• [Directions]:
List every part of the frigate's gun-carriages that the passage on naval guns below mentions.

• [Page]:
============================================================
However, should the principle of Commander Dahlgren's gun be correct, it possesses certain advantages which will render these guns very useful as naval ordnance, particularly in giving greater stability to vessels of war, in consequence of the centre of gravity of each gun being brought more amidships. These guns are all furnished with elevating-screws, an arrangement that certainly facilitates the "sighting," if the strength of the gun is not injured thereby. The rammers and sponges are novelties in their way; but whether the substitution of bristles for sheepskin is an advantage or not we cannot say.

The next important feature in the armament of this frigate that attracted our attention, was her gun-carriages. They have only two wheels, which are placed on the fore-axle of the carriage; but, to expedite the running out of the gun, the rear of the carriage is fitted with a lever with a roller, on which the carriage is borne. This is in some respects a French invention, and, for rapidity of firing, is unequalled. We did not notice that there existed any other difference in the management of the gun that materially deviated from our own service.
============================================================
• [Extracted data]:
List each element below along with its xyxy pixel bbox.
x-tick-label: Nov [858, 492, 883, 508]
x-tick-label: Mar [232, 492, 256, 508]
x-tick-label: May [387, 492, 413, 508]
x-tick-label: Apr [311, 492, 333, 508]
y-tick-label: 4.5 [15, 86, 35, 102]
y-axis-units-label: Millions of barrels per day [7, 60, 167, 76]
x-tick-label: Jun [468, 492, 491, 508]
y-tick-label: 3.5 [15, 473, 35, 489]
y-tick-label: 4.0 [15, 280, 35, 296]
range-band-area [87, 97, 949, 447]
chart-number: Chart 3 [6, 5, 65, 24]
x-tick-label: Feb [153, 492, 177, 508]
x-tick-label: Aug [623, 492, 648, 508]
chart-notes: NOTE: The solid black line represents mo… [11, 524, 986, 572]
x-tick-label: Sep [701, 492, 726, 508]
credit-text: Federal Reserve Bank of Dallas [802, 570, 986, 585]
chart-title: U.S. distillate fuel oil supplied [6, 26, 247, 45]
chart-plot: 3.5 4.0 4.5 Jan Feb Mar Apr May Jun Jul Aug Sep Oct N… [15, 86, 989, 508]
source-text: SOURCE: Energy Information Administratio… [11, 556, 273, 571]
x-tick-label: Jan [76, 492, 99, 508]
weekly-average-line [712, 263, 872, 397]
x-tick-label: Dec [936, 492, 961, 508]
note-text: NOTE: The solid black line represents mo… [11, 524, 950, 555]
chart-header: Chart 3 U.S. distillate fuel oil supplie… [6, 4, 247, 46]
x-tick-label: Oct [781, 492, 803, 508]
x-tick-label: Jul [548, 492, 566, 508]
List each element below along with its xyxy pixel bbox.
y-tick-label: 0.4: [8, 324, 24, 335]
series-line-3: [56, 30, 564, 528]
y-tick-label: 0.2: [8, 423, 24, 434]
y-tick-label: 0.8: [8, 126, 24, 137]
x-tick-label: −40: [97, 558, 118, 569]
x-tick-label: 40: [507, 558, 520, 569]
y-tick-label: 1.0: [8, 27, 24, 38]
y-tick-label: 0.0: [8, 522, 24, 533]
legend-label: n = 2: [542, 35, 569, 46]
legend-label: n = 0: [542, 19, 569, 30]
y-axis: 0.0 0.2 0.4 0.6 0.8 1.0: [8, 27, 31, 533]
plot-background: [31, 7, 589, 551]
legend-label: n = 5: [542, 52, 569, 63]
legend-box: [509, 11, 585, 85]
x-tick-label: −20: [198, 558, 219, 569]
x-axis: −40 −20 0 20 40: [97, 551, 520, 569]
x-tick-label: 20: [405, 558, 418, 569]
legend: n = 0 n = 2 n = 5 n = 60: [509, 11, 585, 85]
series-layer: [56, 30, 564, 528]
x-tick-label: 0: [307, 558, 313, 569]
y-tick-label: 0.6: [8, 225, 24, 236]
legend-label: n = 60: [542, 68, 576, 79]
============================================================
• [Correct result]:
- Two wheels
- The fore-axle
- A lever
- A roller